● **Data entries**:
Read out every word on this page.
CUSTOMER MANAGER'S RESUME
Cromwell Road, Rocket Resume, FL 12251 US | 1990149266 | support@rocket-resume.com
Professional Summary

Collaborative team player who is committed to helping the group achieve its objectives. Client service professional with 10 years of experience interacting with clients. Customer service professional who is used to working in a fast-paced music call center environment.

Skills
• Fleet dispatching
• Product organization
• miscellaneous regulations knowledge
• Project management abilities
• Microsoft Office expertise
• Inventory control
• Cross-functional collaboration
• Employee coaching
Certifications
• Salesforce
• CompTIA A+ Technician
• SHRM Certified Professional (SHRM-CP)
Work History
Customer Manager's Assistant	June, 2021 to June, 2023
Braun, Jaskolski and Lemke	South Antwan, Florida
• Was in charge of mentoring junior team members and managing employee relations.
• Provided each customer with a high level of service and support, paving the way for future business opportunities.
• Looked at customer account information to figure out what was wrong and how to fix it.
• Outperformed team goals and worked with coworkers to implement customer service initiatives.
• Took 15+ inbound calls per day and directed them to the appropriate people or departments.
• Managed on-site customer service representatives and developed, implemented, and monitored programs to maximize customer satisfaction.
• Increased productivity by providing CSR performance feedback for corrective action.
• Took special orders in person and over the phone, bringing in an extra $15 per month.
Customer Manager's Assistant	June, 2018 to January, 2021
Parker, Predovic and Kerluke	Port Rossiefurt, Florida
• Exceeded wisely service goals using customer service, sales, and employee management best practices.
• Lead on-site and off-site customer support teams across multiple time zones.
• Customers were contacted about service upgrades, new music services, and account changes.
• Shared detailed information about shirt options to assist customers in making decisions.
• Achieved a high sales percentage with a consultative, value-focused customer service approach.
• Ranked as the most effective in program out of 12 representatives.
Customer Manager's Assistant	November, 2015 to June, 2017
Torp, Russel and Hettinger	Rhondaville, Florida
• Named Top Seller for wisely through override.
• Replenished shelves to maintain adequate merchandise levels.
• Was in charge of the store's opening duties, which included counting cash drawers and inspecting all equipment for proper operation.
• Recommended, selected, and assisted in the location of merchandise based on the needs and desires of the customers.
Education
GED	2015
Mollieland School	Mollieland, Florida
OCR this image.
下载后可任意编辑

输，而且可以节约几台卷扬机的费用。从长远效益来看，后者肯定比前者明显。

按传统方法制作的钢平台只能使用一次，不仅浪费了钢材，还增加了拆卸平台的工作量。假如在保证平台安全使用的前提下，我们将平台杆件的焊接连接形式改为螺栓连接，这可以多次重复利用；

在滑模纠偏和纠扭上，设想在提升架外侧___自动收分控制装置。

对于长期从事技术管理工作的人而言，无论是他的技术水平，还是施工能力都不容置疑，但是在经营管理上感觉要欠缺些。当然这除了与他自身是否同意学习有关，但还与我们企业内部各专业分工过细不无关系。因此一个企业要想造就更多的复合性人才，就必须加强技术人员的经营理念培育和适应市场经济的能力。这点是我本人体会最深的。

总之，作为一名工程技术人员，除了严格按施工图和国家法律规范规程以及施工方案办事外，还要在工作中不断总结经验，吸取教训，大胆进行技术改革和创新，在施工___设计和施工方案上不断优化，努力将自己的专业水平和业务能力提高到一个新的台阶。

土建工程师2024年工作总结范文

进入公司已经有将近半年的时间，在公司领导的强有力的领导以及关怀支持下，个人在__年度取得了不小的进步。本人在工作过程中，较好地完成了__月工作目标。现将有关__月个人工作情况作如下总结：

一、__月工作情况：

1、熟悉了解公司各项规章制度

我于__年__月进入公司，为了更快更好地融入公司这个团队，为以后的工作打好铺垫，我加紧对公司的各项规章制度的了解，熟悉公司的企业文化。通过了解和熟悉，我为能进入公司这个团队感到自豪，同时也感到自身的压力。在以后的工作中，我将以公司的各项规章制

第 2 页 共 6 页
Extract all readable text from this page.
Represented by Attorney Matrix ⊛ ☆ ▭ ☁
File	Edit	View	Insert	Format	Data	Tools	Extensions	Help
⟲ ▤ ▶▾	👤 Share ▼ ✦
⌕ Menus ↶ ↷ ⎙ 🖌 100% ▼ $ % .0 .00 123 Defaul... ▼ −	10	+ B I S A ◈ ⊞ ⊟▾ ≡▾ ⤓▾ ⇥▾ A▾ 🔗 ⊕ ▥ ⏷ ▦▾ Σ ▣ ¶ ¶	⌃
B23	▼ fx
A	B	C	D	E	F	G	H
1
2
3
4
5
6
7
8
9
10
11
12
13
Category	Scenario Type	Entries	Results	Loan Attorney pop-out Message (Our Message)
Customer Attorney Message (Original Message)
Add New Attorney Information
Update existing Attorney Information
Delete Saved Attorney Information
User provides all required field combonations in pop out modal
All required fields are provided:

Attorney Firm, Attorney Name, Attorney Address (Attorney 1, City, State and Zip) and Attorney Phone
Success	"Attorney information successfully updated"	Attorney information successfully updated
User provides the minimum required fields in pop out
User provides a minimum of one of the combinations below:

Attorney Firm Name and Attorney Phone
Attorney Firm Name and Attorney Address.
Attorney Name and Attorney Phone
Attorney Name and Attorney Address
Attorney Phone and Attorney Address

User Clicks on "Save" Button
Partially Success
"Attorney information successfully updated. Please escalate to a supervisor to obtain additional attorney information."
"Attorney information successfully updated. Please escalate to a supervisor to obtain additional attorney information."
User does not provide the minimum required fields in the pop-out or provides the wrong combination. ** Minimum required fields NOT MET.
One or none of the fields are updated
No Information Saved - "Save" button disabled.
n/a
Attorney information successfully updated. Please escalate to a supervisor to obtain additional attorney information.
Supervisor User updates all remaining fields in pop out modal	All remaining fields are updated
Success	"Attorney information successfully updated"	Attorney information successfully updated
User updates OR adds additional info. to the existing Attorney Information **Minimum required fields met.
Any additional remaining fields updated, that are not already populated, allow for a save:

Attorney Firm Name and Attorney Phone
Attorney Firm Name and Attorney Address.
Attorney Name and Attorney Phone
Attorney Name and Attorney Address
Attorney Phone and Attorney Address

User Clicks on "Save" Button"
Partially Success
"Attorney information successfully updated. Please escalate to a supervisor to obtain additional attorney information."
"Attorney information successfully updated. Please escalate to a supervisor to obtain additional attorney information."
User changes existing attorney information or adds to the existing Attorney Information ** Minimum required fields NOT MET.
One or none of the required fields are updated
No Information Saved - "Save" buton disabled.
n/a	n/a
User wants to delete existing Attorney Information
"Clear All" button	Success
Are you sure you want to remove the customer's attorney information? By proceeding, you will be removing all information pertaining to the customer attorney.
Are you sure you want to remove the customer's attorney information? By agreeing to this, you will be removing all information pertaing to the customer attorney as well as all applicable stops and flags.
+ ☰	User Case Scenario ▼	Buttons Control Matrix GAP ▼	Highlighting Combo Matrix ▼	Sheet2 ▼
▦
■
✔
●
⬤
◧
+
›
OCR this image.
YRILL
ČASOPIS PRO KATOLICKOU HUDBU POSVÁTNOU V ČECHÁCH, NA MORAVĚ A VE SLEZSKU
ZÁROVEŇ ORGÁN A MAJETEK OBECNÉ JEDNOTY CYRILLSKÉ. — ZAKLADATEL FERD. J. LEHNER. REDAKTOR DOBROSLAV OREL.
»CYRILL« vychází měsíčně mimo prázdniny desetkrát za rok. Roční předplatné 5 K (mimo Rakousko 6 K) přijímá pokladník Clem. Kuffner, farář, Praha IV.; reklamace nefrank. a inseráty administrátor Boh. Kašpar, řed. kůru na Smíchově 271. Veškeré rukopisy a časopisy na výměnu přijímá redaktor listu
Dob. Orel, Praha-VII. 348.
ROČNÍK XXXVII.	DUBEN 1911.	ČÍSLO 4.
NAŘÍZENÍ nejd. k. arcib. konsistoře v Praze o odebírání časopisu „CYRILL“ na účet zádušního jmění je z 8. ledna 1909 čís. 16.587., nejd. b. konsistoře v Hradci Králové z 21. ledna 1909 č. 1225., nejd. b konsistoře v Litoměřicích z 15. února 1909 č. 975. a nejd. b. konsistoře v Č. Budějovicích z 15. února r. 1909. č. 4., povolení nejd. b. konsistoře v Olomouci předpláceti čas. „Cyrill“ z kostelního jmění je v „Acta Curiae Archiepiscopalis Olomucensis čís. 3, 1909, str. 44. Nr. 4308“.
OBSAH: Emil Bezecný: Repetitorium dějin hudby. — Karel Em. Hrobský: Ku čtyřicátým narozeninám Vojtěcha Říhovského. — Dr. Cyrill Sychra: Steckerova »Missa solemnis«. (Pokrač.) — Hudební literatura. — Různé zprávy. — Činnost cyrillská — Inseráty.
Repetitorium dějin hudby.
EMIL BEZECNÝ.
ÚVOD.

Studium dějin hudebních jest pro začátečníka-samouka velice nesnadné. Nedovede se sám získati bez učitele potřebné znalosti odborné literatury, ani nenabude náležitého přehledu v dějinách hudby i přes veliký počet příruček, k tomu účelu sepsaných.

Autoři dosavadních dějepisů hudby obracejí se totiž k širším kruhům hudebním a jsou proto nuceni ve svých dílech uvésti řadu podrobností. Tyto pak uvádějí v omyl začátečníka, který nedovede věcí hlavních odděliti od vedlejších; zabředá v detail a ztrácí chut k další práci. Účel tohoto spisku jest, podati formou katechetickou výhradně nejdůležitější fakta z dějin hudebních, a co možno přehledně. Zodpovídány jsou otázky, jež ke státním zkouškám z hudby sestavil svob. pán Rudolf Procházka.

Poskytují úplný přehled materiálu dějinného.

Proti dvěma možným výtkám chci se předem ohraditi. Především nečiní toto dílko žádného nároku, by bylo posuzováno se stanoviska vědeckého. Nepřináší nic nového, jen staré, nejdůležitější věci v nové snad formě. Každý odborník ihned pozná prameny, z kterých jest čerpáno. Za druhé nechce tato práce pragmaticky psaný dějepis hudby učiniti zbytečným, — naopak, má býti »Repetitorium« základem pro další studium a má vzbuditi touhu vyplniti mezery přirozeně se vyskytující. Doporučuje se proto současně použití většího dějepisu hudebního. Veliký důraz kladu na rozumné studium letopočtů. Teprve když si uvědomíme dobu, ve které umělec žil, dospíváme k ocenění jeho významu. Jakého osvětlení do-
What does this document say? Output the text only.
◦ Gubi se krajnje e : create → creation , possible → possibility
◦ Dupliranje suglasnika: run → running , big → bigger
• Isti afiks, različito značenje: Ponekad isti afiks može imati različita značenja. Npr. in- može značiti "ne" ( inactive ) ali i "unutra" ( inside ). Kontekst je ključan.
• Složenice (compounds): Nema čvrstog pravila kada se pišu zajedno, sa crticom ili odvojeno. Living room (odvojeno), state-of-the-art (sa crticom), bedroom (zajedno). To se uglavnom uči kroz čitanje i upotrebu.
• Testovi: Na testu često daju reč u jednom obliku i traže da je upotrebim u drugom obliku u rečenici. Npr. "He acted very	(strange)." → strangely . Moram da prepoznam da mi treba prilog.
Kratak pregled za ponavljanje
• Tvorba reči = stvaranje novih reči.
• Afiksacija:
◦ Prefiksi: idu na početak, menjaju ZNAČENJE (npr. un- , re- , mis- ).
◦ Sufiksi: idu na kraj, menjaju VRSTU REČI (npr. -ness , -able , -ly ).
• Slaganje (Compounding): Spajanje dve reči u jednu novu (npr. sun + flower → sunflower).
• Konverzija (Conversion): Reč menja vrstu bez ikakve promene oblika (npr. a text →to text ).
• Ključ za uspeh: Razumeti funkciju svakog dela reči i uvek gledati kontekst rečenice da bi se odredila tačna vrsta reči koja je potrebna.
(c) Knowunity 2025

● **What needs to be done**: Copy each line that contains the word "management".

● **Result**:
• Project management abilities
• Exceeded wisely service goals using customer service, sales, and employee management best practices.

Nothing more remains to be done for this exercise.